* _SUPPLIED DATA_

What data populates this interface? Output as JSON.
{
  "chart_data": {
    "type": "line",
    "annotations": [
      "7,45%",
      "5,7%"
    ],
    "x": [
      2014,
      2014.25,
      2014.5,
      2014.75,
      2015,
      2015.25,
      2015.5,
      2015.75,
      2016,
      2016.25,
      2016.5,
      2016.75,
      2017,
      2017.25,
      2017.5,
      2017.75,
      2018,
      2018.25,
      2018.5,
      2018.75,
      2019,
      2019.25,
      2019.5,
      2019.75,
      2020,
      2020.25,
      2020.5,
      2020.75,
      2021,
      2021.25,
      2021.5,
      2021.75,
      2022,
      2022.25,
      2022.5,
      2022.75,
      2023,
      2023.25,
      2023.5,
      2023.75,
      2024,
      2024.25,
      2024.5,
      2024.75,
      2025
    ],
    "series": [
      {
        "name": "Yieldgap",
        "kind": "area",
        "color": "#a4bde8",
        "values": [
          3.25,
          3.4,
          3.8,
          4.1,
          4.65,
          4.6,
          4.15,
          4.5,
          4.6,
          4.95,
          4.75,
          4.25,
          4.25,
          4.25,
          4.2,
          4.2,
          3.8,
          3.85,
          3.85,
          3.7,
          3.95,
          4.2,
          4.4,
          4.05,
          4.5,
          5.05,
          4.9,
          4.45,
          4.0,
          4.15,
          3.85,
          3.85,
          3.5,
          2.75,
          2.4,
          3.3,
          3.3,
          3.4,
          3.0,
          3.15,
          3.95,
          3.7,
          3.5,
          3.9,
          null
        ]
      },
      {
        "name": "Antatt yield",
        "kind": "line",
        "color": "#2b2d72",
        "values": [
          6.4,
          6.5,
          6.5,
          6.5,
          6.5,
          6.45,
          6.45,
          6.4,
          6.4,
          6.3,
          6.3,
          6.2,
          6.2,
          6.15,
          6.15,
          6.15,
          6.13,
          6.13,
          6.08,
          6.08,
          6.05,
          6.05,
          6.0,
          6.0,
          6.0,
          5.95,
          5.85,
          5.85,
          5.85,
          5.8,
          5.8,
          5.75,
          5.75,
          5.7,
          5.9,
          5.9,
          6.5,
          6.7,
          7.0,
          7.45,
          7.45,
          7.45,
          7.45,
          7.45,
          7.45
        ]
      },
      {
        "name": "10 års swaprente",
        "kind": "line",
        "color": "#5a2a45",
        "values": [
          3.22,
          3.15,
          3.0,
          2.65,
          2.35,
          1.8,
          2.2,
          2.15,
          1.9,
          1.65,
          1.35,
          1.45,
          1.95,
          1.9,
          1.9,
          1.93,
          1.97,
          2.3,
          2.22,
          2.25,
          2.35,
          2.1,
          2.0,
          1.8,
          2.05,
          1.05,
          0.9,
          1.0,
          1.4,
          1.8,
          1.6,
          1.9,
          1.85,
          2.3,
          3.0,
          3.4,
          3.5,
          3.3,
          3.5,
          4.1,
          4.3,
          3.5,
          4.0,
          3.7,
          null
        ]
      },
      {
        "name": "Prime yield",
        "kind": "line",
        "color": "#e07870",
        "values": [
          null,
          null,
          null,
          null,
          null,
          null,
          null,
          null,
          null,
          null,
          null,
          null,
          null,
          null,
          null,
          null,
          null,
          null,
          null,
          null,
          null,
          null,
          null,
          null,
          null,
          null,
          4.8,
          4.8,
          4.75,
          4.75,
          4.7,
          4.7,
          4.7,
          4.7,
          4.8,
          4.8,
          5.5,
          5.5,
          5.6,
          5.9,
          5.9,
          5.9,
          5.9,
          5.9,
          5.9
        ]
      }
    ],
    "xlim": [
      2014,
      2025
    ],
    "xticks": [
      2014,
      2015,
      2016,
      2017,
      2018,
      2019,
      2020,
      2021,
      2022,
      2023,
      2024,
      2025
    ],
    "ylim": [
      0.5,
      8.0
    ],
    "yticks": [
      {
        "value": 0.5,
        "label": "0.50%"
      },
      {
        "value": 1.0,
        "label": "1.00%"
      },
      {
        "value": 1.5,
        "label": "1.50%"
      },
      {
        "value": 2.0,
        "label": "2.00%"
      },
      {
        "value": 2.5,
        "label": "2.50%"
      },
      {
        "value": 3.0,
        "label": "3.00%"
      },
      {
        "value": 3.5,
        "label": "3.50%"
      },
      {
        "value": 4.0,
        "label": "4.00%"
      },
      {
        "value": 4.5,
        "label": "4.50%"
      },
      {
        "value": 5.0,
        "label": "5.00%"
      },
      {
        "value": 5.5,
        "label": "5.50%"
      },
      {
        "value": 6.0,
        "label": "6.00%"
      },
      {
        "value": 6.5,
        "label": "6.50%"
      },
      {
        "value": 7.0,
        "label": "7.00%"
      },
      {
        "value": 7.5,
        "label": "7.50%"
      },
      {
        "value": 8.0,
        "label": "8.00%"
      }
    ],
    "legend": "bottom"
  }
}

* _TASK TO COMPLETE_
In full and verbatim, repeat the records given above.

* _SOLVED PROBLEM_
What data populates this interface? Output as JSON.
{
  "chart_data": {
    "type": "line",
    "annotations": [
      "7,45%",
      "5,7%"
    ],
    "x": [
      2014,
      2014.25,
      2014.5,
      2014.75,
      2015,
      2015.25,
      2015.5,
      2015.75,
      2016,
      2016.25,
      2016.5,
      2016.75,
      2017,
      2017.25,
      2017.5,
      2017.75,
      2018,
      2018.25,
      2018.5,
      2018.75,
      2019,
      2019.25,
      2019.5,
      2019.75,
      2020,
      2020.25,
      2020.5,
      2020.75,
      2021,
      2021.25,
      2021.5,
      2021.75,
      2022,
      2022.25,
      2022.5,
      2022.75,
      2023,
      2023.25,
      2023.5,
      2023.75,
      2024,
      2024.25,
      2024.5,
      2024.75,
      2025
    ],
    "series": [
      {
        "name": "Yieldgap",
        "kind": "area",
        "color": "#a4bde8",
        "values": [
          3.25,
          3.4,
          3.8,
          4.1,
          4.65,
          4.6,
          4.15,
          4.5,
          4.6,
          4.95,
          4.75,
          4.25,
          4.25,
          4.25,
          4.2,
          4.2,
          3.8,
          3.85,
          3.85,
          3.7,
          3.95,
          4.2,
          4.4,
          4.05,
          4.5,
          5.05,
          4.9,
          4.45,
          4.0,
          4.15,
          3.85,
          3.85,
          3.5,
          2.75,
          2.4,
          3.3,
          3.3,
          3.4,
          3.0,
          3.15,
          3.95,
          3.7,
          3.5,
          3.9,
          null
        ]
      },
      {
        "name": "Antatt yield",
        "kind": "line",
        "color": "#2b2d72",
        "values": [
          6.4,
          6.5,
          6.5,
          6.5,
          6.5,
          6.45,
          6.45,
          6.4,
          6.4,
          6.3,
          6.3,
          6.2,
          6.2,
          6.15,
          6.15,
          6.15,
          6.13,
          6.13,
          6.08,
          6.08,
          6.05,
          6.05,
          6.0,
          6.0,
          6.0,
          5.95,
          5.85,
          5.85,
          5.85,
          5.8,
          5.8,
          5.75,
          5.75,
          5.7,
          5.9,
          5.9,
          6.5,
          6.7,
          7.0,
          7.45,
          7.45,
          7.45,
          7.45,
          7.45,
          7.45
        ]
      },
      {
        "name": "10 års swaprente",
        "kind": "line",
        "color": "#5a2a45",
        "values": [
          3.22,
          3.15,
          3.0,
          2.65,
          2.35,
          1.8,
          2.2,
          2.15,
          1.9,
          1.65,
          1.35,
          1.45,
          1.95,
          1.9,
          1.9,
          1.93,
          1.97,
          2.3,
          2.22,
          2.25,
          2.35,
          2.1,
          2.0,
          1.8,
          2.05,
          1.05,
          0.9,
          1.0,
          1.4,
          1.8,
          1.6,
          1.9,
          1.85,
          2.3,
          3.0,
          3.4,
          3.5,
          3.3,
          3.5,
          4.1,
          4.3,
          3.5,
          4.0,
          3.7,
          null
        ]
      },
      {
        "name": "Prime yield",
        "kind": "line",
        "color": "#e07870",
        "values": [
          null,
          null,
          null,
          null,
          null,
          null,
          null,
          null,
          null,
          null,
          null,
          null,
          null,
          null,
          null,
          null,
          null,
          null,
          null,
          null,
          null,
          null,
          null,
          null,
          null,
          null,
          4.8,
          4.8,
          4.75,
          4.75,
          4.7,
          4.7,
          4.7,
          4.7,
          4.8,
          4.8,
          5.5,
          5.5,
          5.6,
          5.9,
          5.9,
          5.9,
          5.9,
          5.9,
          5.9
        ]
      }
    ],
    "xlim": [
      2014,
      2025
    ],
    "xticks": [
      2014,
      2015,
      2016,
      2017,
      2018,
      2019,
      2020,
      2021,
      2022,
      2023,
      2024,
      2025
    ],
    "ylim": [
      0.5,
      8.0
    ],
    "yticks": [
      {
        "value": 0.5,
        "label": "0.50%"
      },
      {
        "value": 1.0,
        "label": "1.00%"
      },
      {
        "value": 1.5,
        "label": "1.50%"
      },
      {
        "value": 2.0,
        "label": "2.00%"
      },
      {
        "value": 2.5,
        "label": "2.50%"
      },
      {
        "value": 3.0,
        "label": "3.00%"
      },
      {
        "value": 3.5,
        "label": "3.50%"
      },
      {
        "value": 4.0,
        "label": "4.00%"
      },
      {
        "value": 4.5,
        "label": "4.50%"
      },
      {
        "value": 5.0,
        "label": "5.00%"
      },
      {
        "value": 5.5,
        "label": "5.50%"
      },
      {
        "value": 6.0,
        "label": "6.00%"
      },
      {
        "value": 6.5,
        "label": "6.50%"
      },
      {
        "value": 7.0,
        "label": "7.00%"
      },
      {
        "value": 7.5,
        "label": "7.50%"
      },
      {
        "value": 8.0,
        "label": "8.00%"
      }
    ],
    "legend": "bottom"
  }
}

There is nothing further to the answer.